Extracted data entries
****

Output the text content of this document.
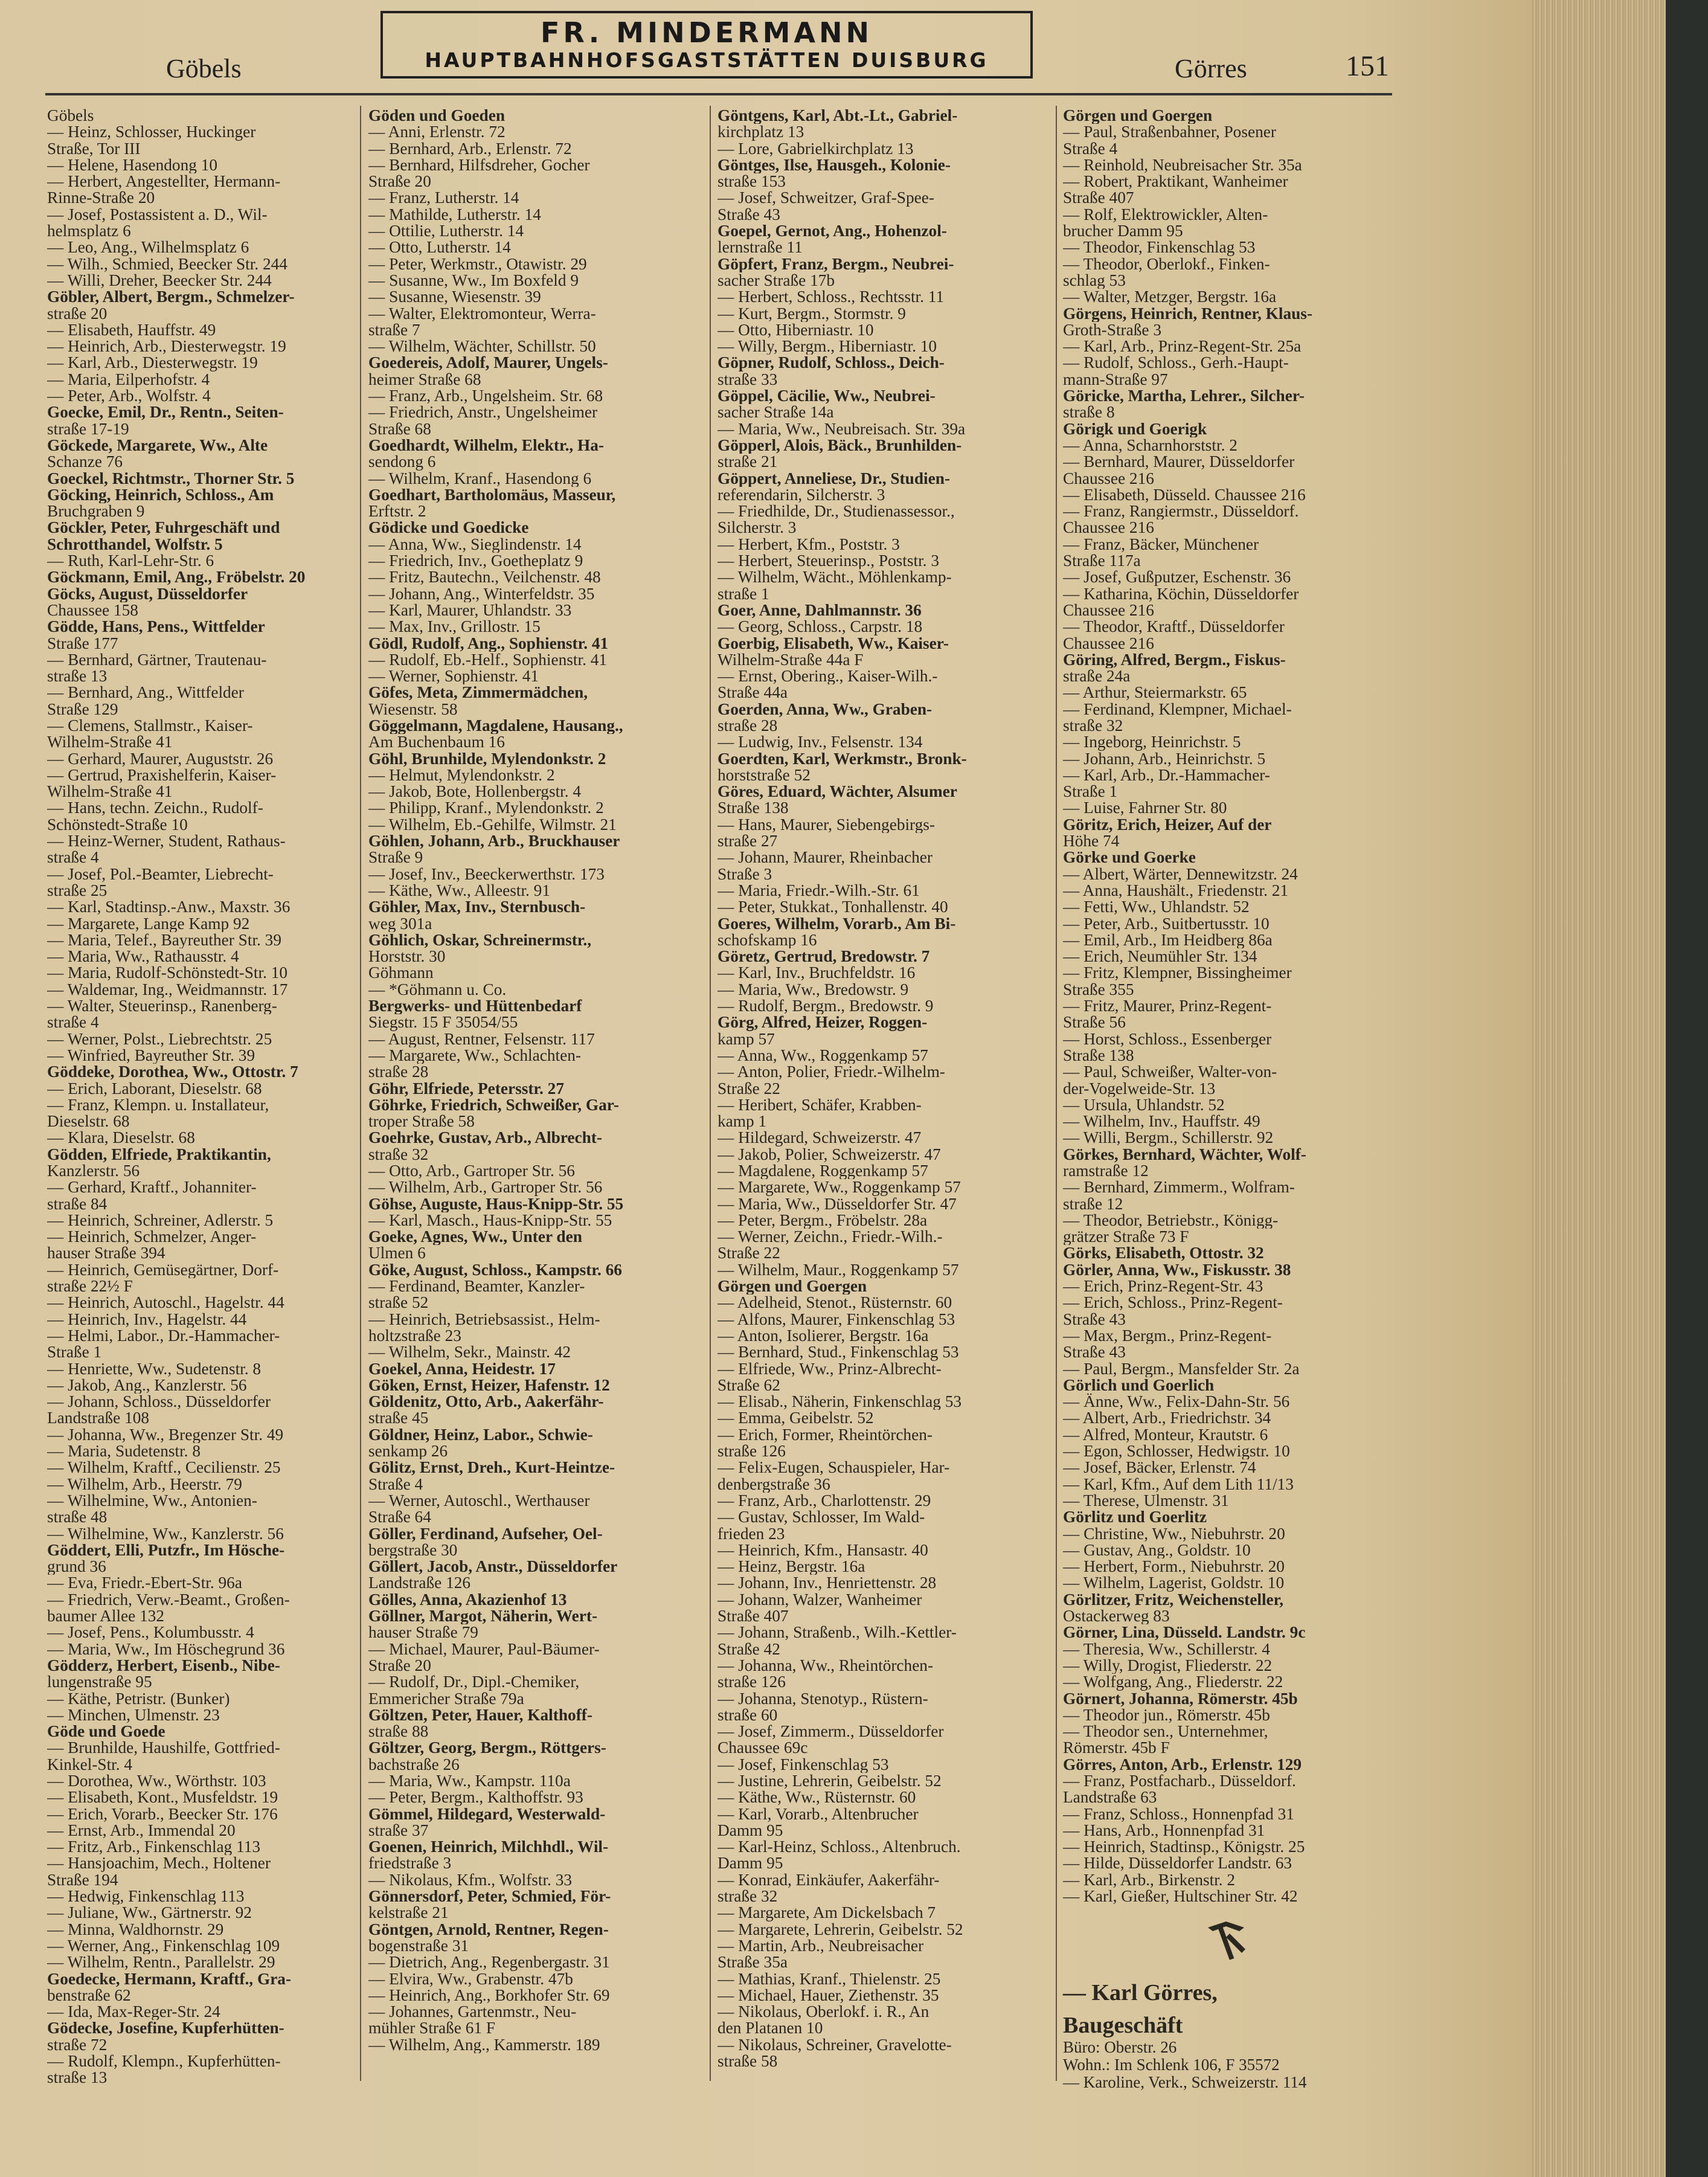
Göbels
FR. MINDERMANN
HAUPTBAHNHOFSGASTSTÄTTEN DUISBURG	Görres	151
Göbels
— Heinz, Schlosser, Huckinger
Straße, Tor III
— Helene, Hasendong 10
— Herbert, Angestellter, Hermann-
Rinne-Straße 20
— Josef, Postassistent a. D., Wil-
helmsplatz 6
— Leo, Ang., Wilhelmsplatz 6
— Wilh., Schmied, Beecker Str. 244
— Willi, Dreher, Beecker Str. 244
Göbler, Albert, Bergm., Schmelzer-
straße 20
— Elisabeth, Hauffstr. 49
— Heinrich, Arb., Diesterwegstr. 19
— Karl, Arb., Diesterwegstr. 19
— Maria, Eilperhofstr. 4
— Peter, Arb., Wolfstr. 4
Goecke, Emil, Dr., Rentn., Seiten-
straße 17-19
Göckede, Margarete, Ww., Alte
Schanze 76
Goeckel, Richtmstr., Thorner Str. 5
Göcking, Heinrich, Schloss., Am
Bruchgraben 9
Göckler, Peter, Fuhrgeschäft und
Schrotthandel, Wolfstr. 5
— Ruth, Karl-Lehr-Str. 6
Göckmann, Emil, Ang., Fröbelstr. 20
Göcks, August, Düsseldorfer
Chaussee 158
Gödde, Hans, Pens., Wittfelder
Straße 177
— Bernhard, Gärtner, Trautenau-
straße 13
— Bernhard, Ang., Wittfelder
Straße 129
— Clemens, Stallmstr., Kaiser-
Wilhelm-Straße 41
— Gerhard, Maurer, Auguststr. 26
— Gertrud, Praxishelferin, Kaiser-
Wilhelm-Straße 41
— Hans, techn. Zeichn., Rudolf-
Schönstedt-Straße 10
— Heinz-Werner, Student, Rathaus-
straße 4
— Josef, Pol.-Beamter, Liebrecht-
straße 25
— Karl, Stadtinsp.-Anw., Maxstr. 36
— Margarete, Lange Kamp 92
— Maria, Telef., Bayreuther Str. 39
— Maria, Ww., Rathausstr. 4
— Maria, Rudolf-Schönstedt-Str. 10
— Waldemar, Ing., Weidmannstr. 17
— Walter, Steuerinsp., Ranenberg-
straße 4
— Werner, Polst., Liebrechtstr. 25
— Winfried, Bayreuther Str. 39
Göddeke, Dorothea, Ww., Ottostr. 7
— Erich, Laborant, Dieselstr. 68
— Franz, Klempn. u. Installateur,
Dieselstr. 68
— Klara, Dieselstr. 68
Gödden, Elfriede, Praktikantin,
Kanzlerstr. 56
— Gerhard, Kraftf., Johanniter-
straße 84
— Heinrich, Schreiner, Adlerstr. 5
— Heinrich, Schmelzer, Anger-
hauser Straße 394
— Heinrich, Gemüsegärtner, Dorf-
straße 22½ F
— Heinrich, Autoschl., Hagelstr. 44
— Heinrich, Inv., Hagelstr. 44
— Helmi, Labor., Dr.-Hammacher-
Straße 1
— Henriette, Ww., Sudetenstr. 8
— Jakob, Ang., Kanzlerstr. 56
— Johann, Schloss., Düsseldorfer
Landstraße 108
— Johanna, Ww., Bregenzer Str. 49
— Maria, Sudetenstr. 8
— Wilhelm, Kraftf., Cecilienstr. 25
— Wilhelm, Arb., Heerstr. 79
— Wilhelmine, Ww., Antonien-
straße 48
— Wilhelmine, Ww., Kanzlerstr. 56
Göddert, Elli, Putzfr., Im Hösche-
grund 36
— Eva, Friedr.-Ebert-Str. 96a
— Friedrich, Verw.-Beamt., Großen-
baumer Allee 132
— Josef, Pens., Kolumbusstr. 4
— Maria, Ww., Im Höschegrund 36
Gödderz, Herbert, Eisenb., Nibe-
lungenstraße 95
— Käthe, Petristr. (Bunker)
— Minchen, Ulmenstr. 23
Göde und Goede
— Brunhilde, Haushilfe, Gottfried-
Kinkel-Str. 4
— Dorothea, Ww., Wörthstr. 103
— Elisabeth, Kont., Musfeldstr. 19
— Erich, Vorarb., Beecker Str. 176
— Ernst, Arb., Immendal 20
— Fritz, Arb., Finkenschlag 113
— Hansjoachim, Mech., Holtener
Straße 194
— Hedwig, Finkenschlag 113
— Juliane, Ww., Gärtnerstr. 92
— Minna, Waldhornstr. 29
— Werner, Ang., Finkenschlag 109
— Wilhelm, Rentn., Parallelstr. 29
Goedecke, Hermann, Kraftf., Gra-
benstraße 62
— Ida, Max-Reger-Str. 24
Gödecke, Josefine, Kupferhütten-
straße 72
— Rudolf, Klempn., Kupferhütten-
straße 13
Göden und Goeden
— Anni, Erlenstr. 72
— Bernhard, Arb., Erlenstr. 72
— Bernhard, Hilfsdreher, Gocher
Straße 20
— Franz, Lutherstr. 14
— Mathilde, Lutherstr. 14
— Ottilie, Lutherstr. 14
— Otto, Lutherstr. 14
— Peter, Werkmstr., Otawistr. 29
— Susanne, Ww., Im Boxfeld 9
— Susanne, Wiesenstr. 39
— Walter, Elektromonteur, Werra-
straße 7
— Wilhelm, Wächter, Schillstr. 50
Goedereis, Adolf, Maurer, Ungels-
heimer Straße 68
— Franz, Arb., Ungelsheim. Str. 68
— Friedrich, Anstr., Ungelsheimer
Straße 68
Goedhardt, Wilhelm, Elektr., Ha-
sendong 6
— Wilhelm, Kranf., Hasendong 6
Goedhart, Bartholomäus, Masseur,
Erftstr. 2
Gödicke und Goedicke
— Anna, Ww., Sieglindenstr. 14
— Friedrich, Inv., Goetheplatz 9
— Fritz, Bautechn., Veilchenstr. 48
— Johann, Ang., Winterfeldstr. 35
— Karl, Maurer, Uhlandstr. 33
— Max, Inv., Grillostr. 15
Gödl, Rudolf, Ang., Sophienstr. 41
— Rudolf, Eb.-Helf., Sophienstr. 41
— Werner, Sophienstr. 41
Göfes, Meta, Zimmermädchen,
Wiesenstr. 58
Göggelmann, Magdalene, Hausang.,
Am Buchenbaum 16
Göhl, Brunhilde, Mylendonkstr. 2
— Helmut, Mylendonkstr. 2
— Jakob, Bote, Hollenbergstr. 4
— Philipp, Kranf., Mylendonkstr. 2
— Wilhelm, Eb.-Gehilfe, Wilmstr. 21
Göhlen, Johann, Arb., Bruckhauser
Straße 9
— Josef, Inv., Beeckerwerthstr. 173
— Käthe, Ww., Alleestr. 91
Göhler, Max, Inv., Sternbusch-
weg 301a
Göhlich, Oskar, Schreinermstr.,
Horststr. 30
Göhmann
— *Göhmann u. Co.
Bergwerks- und Hüttenbedarf
Siegstr. 15 F 35054/55
— August, Rentner, Felsenstr. 117
— Margarete, Ww., Schlachten-
straße 28
Göhr, Elfriede, Petersstr. 27
Göhrke, Friedrich, Schweißer, Gar-
troper Straße 58
Goehrke, Gustav, Arb., Albrecht-
straße 32
— Otto, Arb., Gartroper Str. 56
— Wilhelm, Arb., Gartroper Str. 56
Göhse, Auguste, Haus-Knipp-Str. 55
— Karl, Masch., Haus-Knipp-Str. 55
Goeke, Agnes, Ww., Unter den
Ulmen 6
Göke, August, Schloss., Kampstr. 66
— Ferdinand, Beamter, Kanzler-
straße 52
— Heinrich, Betriebsassist., Helm-
holtzstraße 23
— Wilhelm, Sekr., Mainstr. 42
Goekel, Anna, Heidestr. 17
Göken, Ernst, Heizer, Hafenstr. 12
Göldenitz, Otto, Arb., Aakerfähr-
straße 45
Göldner, Heinz, Labor., Schwie-
senkamp 26
Gölitz, Ernst, Dreh., Kurt-Heintze-
Straße 4
— Werner, Autoschl., Werthauser
Straße 64
Göller, Ferdinand, Aufseher, Oel-
bergstraße 30
Göllert, Jacob, Anstr., Düsseldorfer
Landstraße 126
Gölles, Anna, Akazienhof 13
Göllner, Margot, Näherin, Wert-
hauser Straße 79
— Michael, Maurer, Paul-Bäumer-
Straße 20
— Rudolf, Dr., Dipl.-Chemiker,
Emmericher Straße 79a
Göltzen, Peter, Hauer, Kalthoff-
straße 88
Göltzer, Georg, Bergm., Röttgers-
bachstraße 26
— Maria, Ww., Kampstr. 110a
— Peter, Bergm., Kalthoffstr. 93
Gömmel, Hildegard, Westerwald-
straße 37
Goenen, Heinrich, Milchhdl., Wil-
friedstraße 3
— Nikolaus, Kfm., Wolfstr. 33
Gönnersdorf, Peter, Schmied, För-
kelstraße 21
Göntgen, Arnold, Rentner, Regen-
bogenstraße 31
— Dietrich, Ang., Regenbergastr. 31
— Elvira, Ww., Grabenstr. 47b
— Heinrich, Ang., Borkhofer Str. 69
— Johannes, Gartenmstr., Neu-
mühler Straße 61 F
— Wilhelm, Ang., Kammerstr. 189
Göntgens, Karl, Abt.-Lt., Gabriel-
kirchplatz 13
— Lore, Gabrielkirchplatz 13
Göntges, Ilse, Hausgeh., Kolonie-
straße 153
— Josef, Schweitzer, Graf-Spee-
Straße 43
Goepel, Gernot, Ang., Hohenzol-
lernstraße 11
Göpfert, Franz, Bergm., Neubrei-
sacher Straße 17b
— Herbert, Schloss., Rechtsstr. 11
— Kurt, Bergm., Stormstr. 9
— Otto, Hiberniastr. 10
— Willy, Bergm., Hiberniastr. 10
Göpner, Rudolf, Schloss., Deich-
straße 33
Göppel, Cäcilie, Ww., Neubrei-
sacher Straße 14a
— Maria, Ww., Neubreisach. Str. 39a
Göpperl, Alois, Bäck., Brunhilden-
straße 21
Göppert, Anneliese, Dr., Studien-
referendarin, Silcherstr. 3
— Friedhilde, Dr., Studienassessor.,
Silcherstr. 3
— Herbert, Kfm., Poststr. 3
— Herbert, Steuerinsp., Poststr. 3
— Wilhelm, Wächt., Möhlenkamp-
straße 1
Goer, Anne, Dahlmannstr. 36
— Georg, Schloss., Carpstr. 18
Goerbig, Elisabeth, Ww., Kaiser-
Wilhelm-Straße 44a F
— Ernst, Obering., Kaiser-Wilh.-
Straße 44a
Goerden, Anna, Ww., Graben-
straße 28
— Ludwig, Inv., Felsenstr. 134
Goerdten, Karl, Werkmstr., Bronk-
horststraße 52
Göres, Eduard, Wächter, Alsumer
Straße 138
— Hans, Maurer, Siebengebirgs-
straße 27
— Johann, Maurer, Rheinbacher
Straße 3
— Maria, Friedr.-Wilh.-Str. 61
— Peter, Stukkat., Tonhallenstr. 40
Goeres, Wilhelm, Vorarb., Am Bi-
schofskamp 16
Göretz, Gertrud, Bredowstr. 7
— Karl, Inv., Bruchfeldstr. 16
— Maria, Ww., Bredowstr. 9
— Rudolf, Bergm., Bredowstr. 9
Görg, Alfred, Heizer, Roggen-
kamp 57
— Anna, Ww., Roggenkamp 57
— Anton, Polier, Friedr.-Wilhelm-
Straße 22
— Heribert, Schäfer, Krabben-
kamp 1
— Hildegard, Schweizerstr. 47
— Jakob, Polier, Schweizerstr. 47
— Magdalene, Roggenkamp 57
— Margarete, Ww., Roggenkamp 57
— Maria, Ww., Düsseldorfer Str. 47
— Peter, Bergm., Fröbelstr. 28a
— Werner, Zeichn., Friedr.-Wilh.-
Straße 22
— Wilhelm, Maur., Roggenkamp 57
Görgen und Goergen
— Adelheid, Stenot., Rüsternstr. 60
— Alfons, Maurer, Finkenschlag 53
— Anton, Isolierer, Bergstr. 16a
— Bernhard, Stud., Finkenschlag 53
— Elfriede, Ww., Prinz-Albrecht-
Straße 62
— Elisab., Näherin, Finkenschlag 53
— Emma, Geibelstr. 52
— Erich, Former, Rheintörchen-
straße 126
— Felix-Eugen, Schauspieler, Har-
denbergstraße 36
— Franz, Arb., Charlottenstr. 29
— Gustav, Schlosser, Im Wald-
frieden 23
— Heinrich, Kfm., Hansastr. 40
— Heinz, Bergstr. 16a
— Johann, Inv., Henriettenstr. 28
— Johann, Walzer, Wanheimer
Straße 407
— Johann, Straßenb., Wilh.-Kettler-
Straße 42
— Johanna, Ww., Rheintörchen-
straße 126
— Johanna, Stenotyp., Rüstern-
straße 60
— Josef, Zimmerm., Düsseldorfer
Chaussee 69c
— Josef, Finkenschlag 53
— Justine, Lehrerin, Geibelstr. 52
— Käthe, Ww., Rüsternstr. 60
— Karl, Vorarb., Altenbrucher
Damm 95
— Karl-Heinz, Schloss., Altenbruch.
Damm 95
— Konrad, Einkäufer, Aakerfähr-
straße 32
— Margarete, Am Dickelsbach 7
— Margarete, Lehrerin, Geibelstr. 52
— Martin, Arb., Neubreisacher
Straße 35a
— Mathias, Kranf., Thielenstr. 25
— Michael, Hauer, Ziethenstr. 35
— Nikolaus, Oberlokf. i. R., An
den Platanen 10
— Nikolaus, Schreiner, Gravelotte-
straße 58
Görgen und Goergen
— Paul, Straßenbahner, Posener
Straße 4
— Reinhold, Neubreisacher Str. 35a
— Robert, Praktikant, Wanheimer
Straße 407
— Rolf, Elektrowickler, Alten-
brucher Damm 95
— Theodor, Finkenschlag 53
— Theodor, Oberlokf., Finken-
schlag 53
— Walter, Metzger, Bergstr. 16a
Görgens, Heinrich, Rentner, Klaus-
Groth-Straße 3
— Karl, Arb., Prinz-Regent-Str. 25a
— Rudolf, Schloss., Gerh.-Haupt-
mann-Straße 97
Göricke, Martha, Lehrer., Silcher-
straße 8
Görigk und Goerigk
— Anna, Scharnhorststr. 2
— Bernhard, Maurer, Düsseldorfer
Chaussee 216
— Elisabeth, Düsseld. Chaussee 216
— Franz, Rangiermstr., Düsseldorf.
Chaussee 216
— Franz, Bäcker, Münchener
Straße 117a
— Josef, Gußputzer, Eschenstr. 36
— Katharina, Köchin, Düsseldorfer
Chaussee 216
— Theodor, Kraftf., Düsseldorfer
Chaussee 216
Göring, Alfred, Bergm., Fiskus-
straße 24a
— Arthur, Steiermarkstr. 65
— Ferdinand, Klempner, Michael-
straße 32
— Ingeborg, Heinrichstr. 5
— Johann, Arb., Heinrichstr. 5
— Karl, Arb., Dr.-Hammacher-
Straße 1
— Luise, Fahrner Str. 80
Göritz, Erich, Heizer, Auf der
Höhe 74
Görke und Goerke
— Albert, Wärter, Dennewitzstr. 24
— Anna, Haushält., Friedenstr. 21
— Fetti, Ww., Uhlandstr. 52
— Peter, Arb., Suitbertusstr. 10
— Emil, Arb., Im Heidberg 86a
— Erich, Neumühler Str. 134
— Fritz, Klempner, Bissingheimer
Straße 355
— Fritz, Maurer, Prinz-Regent-
Straße 56
— Horst, Schloss., Essenberger
Straße 138
— Paul, Schweißer, Walter-von-
der-Vogelweide-Str. 13
— Ursula, Uhlandstr. 52
— Wilhelm, Inv., Hauffstr. 49
— Willi, Bergm., Schillerstr. 92
Görkes, Bernhard, Wächter, Wolf-
ramstraße 12
— Bernhard, Zimmerm., Wolfram-
straße 12
— Theodor, Betriebstr., Königg-
grätzer Straße 73 F
Görks, Elisabeth, Ottostr. 32
Görler, Anna, Ww., Fiskusstr. 38
— Erich, Prinz-Regent-Str. 43
— Erich, Schloss., Prinz-Regent-
Straße 43
— Max, Bergm., Prinz-Regent-
Straße 43
— Paul, Bergm., Mansfelder Str. 2a
Görlich und Goerlich
— Änne, Ww., Felix-Dahn-Str. 56
— Albert, Arb., Friedrichstr. 34
— Alfred, Monteur, Krautstr. 6
— Egon, Schlosser, Hedwigstr. 10
— Josef, Bäcker, Erlenstr. 74
— Karl, Kfm., Auf dem Lith 11/13
— Therese, Ulmenstr. 31
Görlitz und Goerlitz
— Christine, Ww., Niebuhrstr. 20
— Gustav, Ang., Goldstr. 10
— Herbert, Form., Niebuhrstr. 20
— Wilhelm, Lagerist, Goldstr. 10
Görlitzer, Fritz, Weichensteller,
Ostackerweg 83
Görner, Lina, Düsseld. Landstr. 9c
— Theresia, Ww., Schillerstr. 4
— Willy, Drogist, Fliederstr. 22
— Wolfgang, Ang., Fliederstr. 22
Görnert, Johanna, Römerstr. 45b
— Theodor jun., Römerstr. 45b
— Theodor sen., Unternehmer,
Römerstr. 45b F
Görres, Anton, Arb., Erlenstr. 129
— Franz, Postfacharb., Düsseldorf.
Landstraße 63
— Franz, Schloss., Honnenpfad 31
— Hans, Arb., Honnenpfad 31
— Heinrich, Stadtinsp., Königstr. 25
— Hilde, Düsseldorfer Landstr. 63
— Karl, Arb., Birkenstr. 2
— Karl, Gießer, Hultschiner Str. 42
— Karl Görres,
Baugeschäft
Büro: Oberstr. 26
Wohn.: Im Schlenk 106, F 35572
— Karoline, Verk., Schweizerstr. 114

****

= Work to be completed =
Show every line above in which the word "Bredowstr" occurs.

= Problem solution =
Göretz, Gertrud, Bredowstr. 7
— Maria, Ww., Bredowstr. 9
— Rudolf, Bergm., Bredowstr. 9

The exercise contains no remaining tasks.